• [Problems to work on]
a. Quote the Jerron Paxton transcript word for word, starting with "I have visual" and going on through "(mandolin picking music)".
b. Answer these questions from the Jerron Paxton transcript:
(i) Where was Jerron Paxton born?
(ii) What is the name of Chris Funk's band?
(iii) What vision did the doctor say Paxton had?
c. Based on the Jerron Paxton transcript, state whether each statement agrees with it:
(i) Chris Funk's next stop takes him to New York City.
(ii) Paxton thinks of himself as a revivalist.
(iii) Paxton plays the fiddle.
--- Start Page excerpt ---
Doctor said, "You legally blind, you got 10/600 vision,
“you can't be behind no wheel and be safe."
I have visual imparities, but Legally Blind Boy Paxton
is the stupidest stage name I could come up with,
so I just omitted the 'legally'.
(chuckles)
(mandolin picking music)
- [Chris] I'm Chris Funk.
I'm a musician in a band called The Decemberists,
and I'm on a journey looking for the most
surprising and extraordinary people in music.
My next stop takes me to New York City.
There, I will meet a virtuoso in his 20's
whose genius is playing music that's 100 years old.
You wanna play some piano?
- [Jerron] Alright.
(rolls keys on keyboard)
(lively piano music)
My name is Jerron Paxton.
Born South Central Los Angeles,
currently of New York City and a world traveler.
I'm a music physician.
Dr. Feelgood of music as it was.
- [Chris] Jerron is a master of forgotten music.
The first time I heard him play,
I thought I was listening to some old, obscure 45's.
He can pick up almost any instrument
and it sounds like he just stepped off
the Mississippi Delta.
(lively piano music)
(men chuckle)
I play guitar, banjo, harmonica, piano, fiddle.
(fiddle music)
And some other instruments that are
reserved for private pleasure.
(man chuckles)
What?
Get your mind out of the gutter.
(fiddle music)
People call this traditional music
and lot of people tend to think of me as a revivalist.
I don't tend to think of things in those terms
because I'm a musician.
--- End Page excerpt ---
--- Start Entries shown ---
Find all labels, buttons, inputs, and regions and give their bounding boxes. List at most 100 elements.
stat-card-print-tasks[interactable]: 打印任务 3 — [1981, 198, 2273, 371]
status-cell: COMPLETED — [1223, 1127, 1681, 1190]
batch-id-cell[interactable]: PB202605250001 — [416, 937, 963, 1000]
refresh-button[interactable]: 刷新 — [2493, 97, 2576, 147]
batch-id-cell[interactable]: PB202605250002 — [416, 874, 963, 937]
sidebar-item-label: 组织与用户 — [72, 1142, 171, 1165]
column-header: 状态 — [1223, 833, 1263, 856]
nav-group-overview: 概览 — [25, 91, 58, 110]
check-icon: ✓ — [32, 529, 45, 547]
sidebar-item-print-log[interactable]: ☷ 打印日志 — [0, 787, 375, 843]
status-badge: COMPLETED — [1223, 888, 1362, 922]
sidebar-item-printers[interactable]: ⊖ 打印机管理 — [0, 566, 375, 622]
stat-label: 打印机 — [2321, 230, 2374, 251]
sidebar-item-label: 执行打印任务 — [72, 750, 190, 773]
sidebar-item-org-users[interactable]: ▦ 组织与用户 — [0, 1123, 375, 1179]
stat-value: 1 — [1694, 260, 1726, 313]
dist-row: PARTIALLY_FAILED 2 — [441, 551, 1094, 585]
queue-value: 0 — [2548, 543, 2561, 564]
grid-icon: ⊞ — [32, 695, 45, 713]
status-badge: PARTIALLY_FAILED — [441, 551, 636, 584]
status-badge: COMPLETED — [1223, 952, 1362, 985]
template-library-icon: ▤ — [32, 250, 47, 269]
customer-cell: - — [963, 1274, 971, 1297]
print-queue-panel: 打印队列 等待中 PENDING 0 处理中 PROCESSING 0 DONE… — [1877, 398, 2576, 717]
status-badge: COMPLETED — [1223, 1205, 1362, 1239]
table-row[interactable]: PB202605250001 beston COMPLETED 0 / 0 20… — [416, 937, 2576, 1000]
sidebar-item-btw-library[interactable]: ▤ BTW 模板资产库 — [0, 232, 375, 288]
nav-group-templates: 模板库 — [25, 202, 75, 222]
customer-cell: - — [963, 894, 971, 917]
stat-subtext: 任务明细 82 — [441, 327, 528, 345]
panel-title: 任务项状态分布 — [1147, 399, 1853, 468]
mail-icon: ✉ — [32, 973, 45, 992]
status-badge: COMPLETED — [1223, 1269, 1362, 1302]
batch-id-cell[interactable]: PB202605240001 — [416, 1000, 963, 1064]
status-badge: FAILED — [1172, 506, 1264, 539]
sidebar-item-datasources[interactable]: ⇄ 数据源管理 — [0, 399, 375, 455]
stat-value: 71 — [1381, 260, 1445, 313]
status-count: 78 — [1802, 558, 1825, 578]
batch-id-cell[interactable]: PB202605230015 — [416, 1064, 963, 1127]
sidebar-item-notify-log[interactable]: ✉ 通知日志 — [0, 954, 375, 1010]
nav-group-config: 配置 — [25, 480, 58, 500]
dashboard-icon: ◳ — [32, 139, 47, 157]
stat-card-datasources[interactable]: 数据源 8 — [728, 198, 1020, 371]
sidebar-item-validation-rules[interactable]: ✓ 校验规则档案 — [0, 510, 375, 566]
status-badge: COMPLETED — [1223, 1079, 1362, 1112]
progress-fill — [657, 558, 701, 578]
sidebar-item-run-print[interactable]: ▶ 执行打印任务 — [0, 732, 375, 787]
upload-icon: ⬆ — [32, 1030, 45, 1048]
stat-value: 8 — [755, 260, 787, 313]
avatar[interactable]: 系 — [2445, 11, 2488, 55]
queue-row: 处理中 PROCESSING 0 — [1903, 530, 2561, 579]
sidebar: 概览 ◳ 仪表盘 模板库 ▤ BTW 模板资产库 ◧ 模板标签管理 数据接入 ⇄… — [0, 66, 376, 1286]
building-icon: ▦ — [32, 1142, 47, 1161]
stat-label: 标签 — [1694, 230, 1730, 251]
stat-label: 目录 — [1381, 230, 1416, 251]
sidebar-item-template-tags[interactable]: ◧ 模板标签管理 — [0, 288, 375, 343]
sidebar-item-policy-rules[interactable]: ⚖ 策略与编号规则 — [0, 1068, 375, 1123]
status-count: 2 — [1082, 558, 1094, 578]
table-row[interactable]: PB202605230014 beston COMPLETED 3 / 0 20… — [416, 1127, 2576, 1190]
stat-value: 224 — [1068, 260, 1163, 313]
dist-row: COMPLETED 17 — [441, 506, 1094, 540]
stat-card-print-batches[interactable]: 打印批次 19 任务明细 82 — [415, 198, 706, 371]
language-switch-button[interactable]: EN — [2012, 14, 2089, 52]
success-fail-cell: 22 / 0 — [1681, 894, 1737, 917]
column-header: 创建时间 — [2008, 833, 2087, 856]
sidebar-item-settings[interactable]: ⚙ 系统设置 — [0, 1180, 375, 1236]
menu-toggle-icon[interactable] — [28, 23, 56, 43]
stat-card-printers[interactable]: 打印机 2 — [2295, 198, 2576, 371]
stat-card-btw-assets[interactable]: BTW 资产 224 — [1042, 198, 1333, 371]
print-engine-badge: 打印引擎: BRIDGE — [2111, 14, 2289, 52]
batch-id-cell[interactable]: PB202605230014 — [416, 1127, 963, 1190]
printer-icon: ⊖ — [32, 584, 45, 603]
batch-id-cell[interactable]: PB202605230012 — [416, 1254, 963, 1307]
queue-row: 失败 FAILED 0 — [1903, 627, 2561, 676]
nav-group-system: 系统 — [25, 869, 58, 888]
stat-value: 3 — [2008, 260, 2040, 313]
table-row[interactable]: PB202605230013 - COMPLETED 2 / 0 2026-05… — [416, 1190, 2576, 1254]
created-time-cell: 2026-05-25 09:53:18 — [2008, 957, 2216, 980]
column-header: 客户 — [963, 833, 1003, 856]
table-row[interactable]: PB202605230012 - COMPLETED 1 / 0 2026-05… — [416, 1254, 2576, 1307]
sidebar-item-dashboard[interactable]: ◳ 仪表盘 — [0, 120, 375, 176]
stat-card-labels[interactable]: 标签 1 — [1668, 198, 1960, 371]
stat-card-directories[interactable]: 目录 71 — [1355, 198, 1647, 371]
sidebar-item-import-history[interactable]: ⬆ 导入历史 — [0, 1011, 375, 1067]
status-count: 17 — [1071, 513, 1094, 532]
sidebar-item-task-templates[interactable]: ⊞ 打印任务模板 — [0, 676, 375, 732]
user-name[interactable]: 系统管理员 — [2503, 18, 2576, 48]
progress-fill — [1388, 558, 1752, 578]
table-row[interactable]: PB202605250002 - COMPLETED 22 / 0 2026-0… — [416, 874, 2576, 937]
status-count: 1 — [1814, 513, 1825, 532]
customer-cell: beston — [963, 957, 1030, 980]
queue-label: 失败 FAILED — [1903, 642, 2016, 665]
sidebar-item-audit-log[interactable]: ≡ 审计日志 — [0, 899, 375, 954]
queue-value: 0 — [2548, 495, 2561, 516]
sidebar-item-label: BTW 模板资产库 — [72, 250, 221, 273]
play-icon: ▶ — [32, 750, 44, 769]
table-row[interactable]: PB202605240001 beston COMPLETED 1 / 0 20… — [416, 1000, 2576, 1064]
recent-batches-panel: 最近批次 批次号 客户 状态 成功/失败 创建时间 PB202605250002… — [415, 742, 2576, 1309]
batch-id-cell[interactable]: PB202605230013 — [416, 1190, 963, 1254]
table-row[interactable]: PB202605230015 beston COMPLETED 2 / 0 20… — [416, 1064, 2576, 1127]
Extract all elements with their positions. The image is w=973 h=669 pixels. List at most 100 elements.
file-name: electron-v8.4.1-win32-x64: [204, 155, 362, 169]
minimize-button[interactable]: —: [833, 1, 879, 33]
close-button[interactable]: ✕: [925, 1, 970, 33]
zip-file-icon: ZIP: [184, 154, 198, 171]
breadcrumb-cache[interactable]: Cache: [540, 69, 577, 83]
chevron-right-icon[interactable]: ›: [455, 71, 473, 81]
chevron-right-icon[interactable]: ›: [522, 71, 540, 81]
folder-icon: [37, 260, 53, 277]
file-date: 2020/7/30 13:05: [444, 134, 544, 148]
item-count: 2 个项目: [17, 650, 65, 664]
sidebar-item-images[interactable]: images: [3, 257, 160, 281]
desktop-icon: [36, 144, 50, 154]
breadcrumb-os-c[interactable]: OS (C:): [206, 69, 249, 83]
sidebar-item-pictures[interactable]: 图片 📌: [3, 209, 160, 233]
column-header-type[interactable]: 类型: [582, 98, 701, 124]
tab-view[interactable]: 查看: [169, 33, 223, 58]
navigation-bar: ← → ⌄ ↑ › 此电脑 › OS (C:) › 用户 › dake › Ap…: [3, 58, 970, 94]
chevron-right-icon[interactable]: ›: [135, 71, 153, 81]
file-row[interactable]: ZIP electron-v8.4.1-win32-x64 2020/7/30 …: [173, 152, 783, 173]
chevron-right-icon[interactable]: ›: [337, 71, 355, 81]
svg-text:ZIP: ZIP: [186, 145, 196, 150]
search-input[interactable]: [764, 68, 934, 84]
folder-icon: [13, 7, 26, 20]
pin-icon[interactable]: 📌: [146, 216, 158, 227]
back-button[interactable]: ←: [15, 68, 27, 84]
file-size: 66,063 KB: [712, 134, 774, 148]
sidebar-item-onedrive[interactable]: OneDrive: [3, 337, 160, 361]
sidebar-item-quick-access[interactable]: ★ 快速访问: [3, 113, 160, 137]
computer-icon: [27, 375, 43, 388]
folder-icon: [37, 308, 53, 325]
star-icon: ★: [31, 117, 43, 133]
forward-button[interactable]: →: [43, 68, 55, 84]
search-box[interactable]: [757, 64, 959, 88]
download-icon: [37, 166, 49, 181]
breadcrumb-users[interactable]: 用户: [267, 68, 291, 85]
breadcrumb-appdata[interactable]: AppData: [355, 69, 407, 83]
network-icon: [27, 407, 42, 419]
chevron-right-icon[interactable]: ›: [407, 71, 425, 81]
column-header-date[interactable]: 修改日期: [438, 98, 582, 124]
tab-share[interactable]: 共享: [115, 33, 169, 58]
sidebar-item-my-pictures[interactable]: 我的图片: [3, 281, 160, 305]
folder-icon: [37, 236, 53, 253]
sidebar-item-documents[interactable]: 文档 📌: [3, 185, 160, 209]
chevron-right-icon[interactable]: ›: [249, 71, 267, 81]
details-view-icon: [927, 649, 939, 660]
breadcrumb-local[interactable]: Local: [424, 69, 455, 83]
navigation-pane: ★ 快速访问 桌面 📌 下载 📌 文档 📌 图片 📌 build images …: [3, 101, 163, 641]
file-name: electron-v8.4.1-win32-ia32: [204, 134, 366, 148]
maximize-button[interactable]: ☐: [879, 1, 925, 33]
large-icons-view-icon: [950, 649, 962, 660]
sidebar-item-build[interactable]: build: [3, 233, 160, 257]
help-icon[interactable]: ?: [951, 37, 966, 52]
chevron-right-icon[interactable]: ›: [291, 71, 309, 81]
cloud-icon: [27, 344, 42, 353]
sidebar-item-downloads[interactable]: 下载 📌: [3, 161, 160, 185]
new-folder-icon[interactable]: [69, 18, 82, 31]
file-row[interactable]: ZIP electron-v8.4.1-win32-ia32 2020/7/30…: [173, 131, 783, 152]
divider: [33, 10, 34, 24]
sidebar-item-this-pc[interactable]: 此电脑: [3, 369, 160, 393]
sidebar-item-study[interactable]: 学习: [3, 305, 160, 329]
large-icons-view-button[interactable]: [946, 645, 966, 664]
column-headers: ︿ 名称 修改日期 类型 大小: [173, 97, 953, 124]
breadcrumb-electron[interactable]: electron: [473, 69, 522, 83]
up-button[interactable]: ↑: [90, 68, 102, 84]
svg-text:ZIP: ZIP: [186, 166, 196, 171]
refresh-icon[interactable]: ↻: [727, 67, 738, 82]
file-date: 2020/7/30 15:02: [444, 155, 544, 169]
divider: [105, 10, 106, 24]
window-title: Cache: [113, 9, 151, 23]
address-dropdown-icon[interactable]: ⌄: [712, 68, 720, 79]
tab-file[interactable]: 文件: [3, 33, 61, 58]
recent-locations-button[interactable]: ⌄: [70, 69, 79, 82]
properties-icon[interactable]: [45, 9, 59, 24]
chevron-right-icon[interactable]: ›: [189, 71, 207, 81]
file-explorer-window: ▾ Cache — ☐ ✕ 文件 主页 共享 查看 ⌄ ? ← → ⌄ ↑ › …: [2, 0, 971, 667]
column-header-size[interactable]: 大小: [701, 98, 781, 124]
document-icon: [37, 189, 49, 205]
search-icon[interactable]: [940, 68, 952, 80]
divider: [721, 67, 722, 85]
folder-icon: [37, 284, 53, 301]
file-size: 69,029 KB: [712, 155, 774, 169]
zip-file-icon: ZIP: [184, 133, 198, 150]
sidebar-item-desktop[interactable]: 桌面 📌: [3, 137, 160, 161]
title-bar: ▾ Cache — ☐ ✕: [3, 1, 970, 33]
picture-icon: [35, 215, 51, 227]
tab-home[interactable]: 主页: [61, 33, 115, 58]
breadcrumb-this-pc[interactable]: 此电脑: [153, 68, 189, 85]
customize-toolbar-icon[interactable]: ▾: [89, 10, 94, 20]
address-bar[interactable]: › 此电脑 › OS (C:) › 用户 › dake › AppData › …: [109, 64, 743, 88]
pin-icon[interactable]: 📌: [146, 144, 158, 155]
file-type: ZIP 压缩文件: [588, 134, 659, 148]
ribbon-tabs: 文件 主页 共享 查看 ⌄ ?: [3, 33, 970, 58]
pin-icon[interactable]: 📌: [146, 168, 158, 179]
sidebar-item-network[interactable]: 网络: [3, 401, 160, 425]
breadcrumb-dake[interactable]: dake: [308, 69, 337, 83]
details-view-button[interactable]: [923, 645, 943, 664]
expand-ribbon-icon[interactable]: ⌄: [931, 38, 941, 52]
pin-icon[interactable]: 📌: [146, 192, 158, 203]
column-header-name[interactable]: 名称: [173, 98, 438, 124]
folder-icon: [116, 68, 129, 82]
--- End Entries shown ---
• [Solutions]
a.
I have visual imparities, but Legally Blind Boy Paxton
is the stupidest stage name I could come up with,
so I just omitted the 'legally'.
(chuckles)
(mandolin picking music)

b.
(i) South Central Los Angeles
(ii) The Decemberists
(iii) 10/600 vision

c.
(i) Yes: "My next stop takes me to New York City."
(ii) No: "I don't tend to think of things in those terms because I'm a musician."
(iii) Yes: "I play guitar, banjo, harmonica, piano, fiddle."